▼▼▼

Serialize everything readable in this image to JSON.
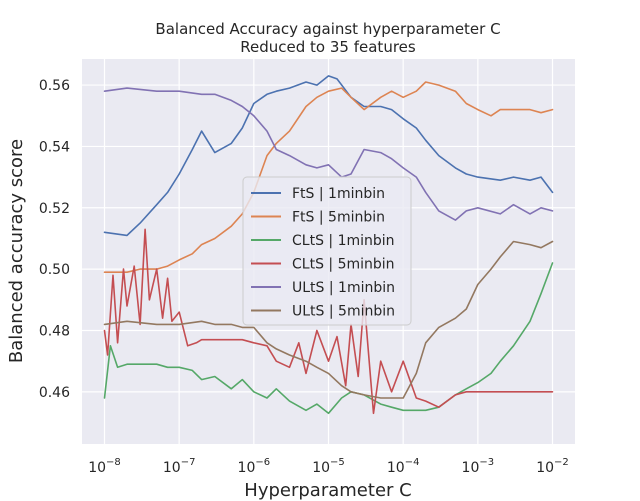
{
  "chart_data": {
    "type": "line",
    "title": "Balanced Accuracy against hyperparameter C",
    "subtitle": "Reduced to 35 features",
    "xlabel": "Hyperparameter C",
    "ylabel": "Balanced accuracy score",
    "xscale": "log",
    "xlim": [
      5e-09,
      0.02
    ],
    "ylim": [
      0.443,
      0.5685
    ],
    "xticks": [
      {
        "value": 1e-08,
        "base": "10",
        "exp": "−8"
      },
      {
        "value": 1e-07,
        "base": "10",
        "exp": "−7"
      },
      {
        "value": 1e-06,
        "base": "10",
        "exp": "−6"
      },
      {
        "value": 1e-05,
        "base": "10",
        "exp": "−5"
      },
      {
        "value": 0.0001,
        "base": "10",
        "exp": "−4"
      },
      {
        "value": 0.001,
        "base": "10",
        "exp": "−3"
      },
      {
        "value": 0.01,
        "base": "10",
        "exp": "−2"
      }
    ],
    "yticks": [
      0.46,
      0.48,
      0.5,
      0.52,
      0.54,
      0.56
    ],
    "ytick_labels": [
      "0.46",
      "0.48",
      "0.50",
      "0.52",
      "0.54",
      "0.56"
    ],
    "grid": true,
    "legend_position": "center",
    "series": [
      {
        "name": "FtS | 1minbin",
        "color": "#4c72b0",
        "x": [
          1e-08,
          2e-08,
          3e-08,
          5e-08,
          7e-08,
          1e-07,
          1.5e-07,
          2e-07,
          3e-07,
          5e-07,
          7e-07,
          1e-06,
          1.5e-06,
          2e-06,
          3e-06,
          5e-06,
          7e-06,
          1e-05,
          1.3e-05,
          2e-05,
          3e-05,
          5e-05,
          7e-05,
          0.0001,
          0.00015,
          0.0002,
          0.0003,
          0.0005,
          0.0007,
          0.001,
          0.002,
          0.003,
          0.005,
          0.007,
          0.01
        ],
        "y": [
          0.512,
          0.511,
          0.515,
          0.521,
          0.525,
          0.531,
          0.539,
          0.545,
          0.538,
          0.541,
          0.546,
          0.554,
          0.557,
          0.558,
          0.559,
          0.561,
          0.56,
          0.563,
          0.562,
          0.556,
          0.553,
          0.553,
          0.552,
          0.549,
          0.546,
          0.542,
          0.537,
          0.533,
          0.531,
          0.53,
          0.529,
          0.53,
          0.529,
          0.53,
          0.525
        ]
      },
      {
        "name": "FtS | 5minbin",
        "color": "#dd8452",
        "x": [
          1e-08,
          2e-08,
          3e-08,
          5e-08,
          7e-08,
          1e-07,
          1.5e-07,
          2e-07,
          3e-07,
          5e-07,
          7e-07,
          1e-06,
          1.5e-06,
          2e-06,
          3e-06,
          5e-06,
          7e-06,
          1e-05,
          1.5e-05,
          2e-05,
          3e-05,
          5e-05,
          7e-05,
          0.0001,
          0.00015,
          0.0002,
          0.0003,
          0.0005,
          0.0007,
          0.001,
          0.0015,
          0.002,
          0.003,
          0.005,
          0.007,
          0.01
        ],
        "y": [
          0.499,
          0.499,
          0.5,
          0.5,
          0.501,
          0.503,
          0.505,
          0.508,
          0.51,
          0.514,
          0.518,
          0.525,
          0.537,
          0.541,
          0.545,
          0.553,
          0.556,
          0.558,
          0.559,
          0.556,
          0.552,
          0.556,
          0.558,
          0.556,
          0.558,
          0.561,
          0.56,
          0.558,
          0.554,
          0.552,
          0.55,
          0.552,
          0.552,
          0.552,
          0.551,
          0.552
        ]
      },
      {
        "name": "CLtS | 1minbin",
        "color": "#55a868",
        "x": [
          1e-08,
          1.2e-08,
          1.5e-08,
          2e-08,
          3e-08,
          5e-08,
          7e-08,
          1e-07,
          1.5e-07,
          2e-07,
          3e-07,
          5e-07,
          7e-07,
          1e-06,
          1.5e-06,
          2e-06,
          3e-06,
          5e-06,
          7e-06,
          1e-05,
          1.5e-05,
          2e-05,
          3e-05,
          5e-05,
          7e-05,
          0.0001,
          0.00015,
          0.0002,
          0.0003,
          0.0005,
          0.0007,
          0.001,
          0.0015,
          0.002,
          0.003,
          0.005,
          0.007,
          0.01
        ],
        "y": [
          0.458,
          0.475,
          0.468,
          0.469,
          0.469,
          0.469,
          0.468,
          0.468,
          0.467,
          0.464,
          0.465,
          0.461,
          0.464,
          0.46,
          0.458,
          0.461,
          0.457,
          0.454,
          0.456,
          0.453,
          0.458,
          0.46,
          0.459,
          0.456,
          0.455,
          0.454,
          0.454,
          0.454,
          0.455,
          0.459,
          0.461,
          0.463,
          0.466,
          0.47,
          0.475,
          0.483,
          0.492,
          0.502
        ]
      },
      {
        "name": "CLtS | 5minbin",
        "color": "#c44e52",
        "x": [
          1e-08,
          1.1e-08,
          1.3e-08,
          1.5e-08,
          1.8e-08,
          2e-08,
          2.5e-08,
          3e-08,
          3.5e-08,
          4e-08,
          5e-08,
          6e-08,
          7e-08,
          8e-08,
          1e-07,
          1.3e-07,
          1.7e-07,
          2e-07,
          3e-07,
          5e-07,
          7e-07,
          1e-06,
          1.5e-06,
          2e-06,
          3e-06,
          4e-06,
          5e-06,
          7e-06,
          1e-05,
          1.3e-05,
          1.7e-05,
          2e-05,
          2.5e-05,
          3e-05,
          4e-05,
          5e-05,
          7e-05,
          0.0001,
          0.00015,
          0.0002,
          0.0003,
          0.0005,
          0.0007,
          0.001,
          0.002,
          0.005,
          0.01
        ],
        "y": [
          0.48,
          0.472,
          0.498,
          0.476,
          0.5,
          0.488,
          0.501,
          0.482,
          0.513,
          0.49,
          0.5,
          0.484,
          0.497,
          0.483,
          0.486,
          0.475,
          0.476,
          0.477,
          0.477,
          0.477,
          0.477,
          0.476,
          0.475,
          0.47,
          0.468,
          0.476,
          0.466,
          0.48,
          0.47,
          0.478,
          0.462,
          0.482,
          0.465,
          0.49,
          0.453,
          0.47,
          0.46,
          0.47,
          0.458,
          0.457,
          0.455,
          0.459,
          0.46,
          0.46,
          0.46,
          0.46,
          0.46
        ]
      },
      {
        "name": "ULtS | 1minbin",
        "color": "#8172b3",
        "x": [
          1e-08,
          2e-08,
          5e-08,
          1e-07,
          2e-07,
          3e-07,
          5e-07,
          7e-07,
          1e-06,
          1.5e-06,
          2e-06,
          3e-06,
          5e-06,
          7e-06,
          1e-05,
          1.5e-05,
          2e-05,
          3e-05,
          5e-05,
          7e-05,
          0.0001,
          0.00015,
          0.0002,
          0.0003,
          0.0005,
          0.0007,
          0.001,
          0.002,
          0.003,
          0.005,
          0.007,
          0.01
        ],
        "y": [
          0.558,
          0.559,
          0.558,
          0.558,
          0.557,
          0.557,
          0.555,
          0.553,
          0.55,
          0.545,
          0.539,
          0.537,
          0.534,
          0.533,
          0.534,
          0.53,
          0.531,
          0.539,
          0.538,
          0.536,
          0.533,
          0.53,
          0.525,
          0.519,
          0.516,
          0.519,
          0.52,
          0.518,
          0.521,
          0.518,
          0.52,
          0.519
        ]
      },
      {
        "name": "ULtS | 5minbin",
        "color": "#937860",
        "x": [
          1e-08,
          2e-08,
          5e-08,
          1e-07,
          2e-07,
          3e-07,
          5e-07,
          7e-07,
          1e-06,
          1.5e-06,
          2e-06,
          3e-06,
          5e-06,
          7e-06,
          1e-05,
          1.5e-05,
          2e-05,
          3e-05,
          5e-05,
          7e-05,
          0.0001,
          0.00015,
          0.0002,
          0.0003,
          0.0005,
          0.0007,
          0.001,
          0.0015,
          0.002,
          0.003,
          0.005,
          0.007,
          0.01
        ],
        "y": [
          0.482,
          0.483,
          0.482,
          0.482,
          0.483,
          0.482,
          0.482,
          0.481,
          0.481,
          0.476,
          0.474,
          0.472,
          0.47,
          0.468,
          0.466,
          0.462,
          0.46,
          0.459,
          0.458,
          0.458,
          0.458,
          0.466,
          0.476,
          0.481,
          0.484,
          0.487,
          0.495,
          0.5,
          0.504,
          0.509,
          0.508,
          0.507,
          0.509
        ]
      }
    ]
  }
}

▲▲▲

=== Objective ===
Of the lines above, how many hold the string "Balanced"? Answer with only the number.

=== Response below ===
2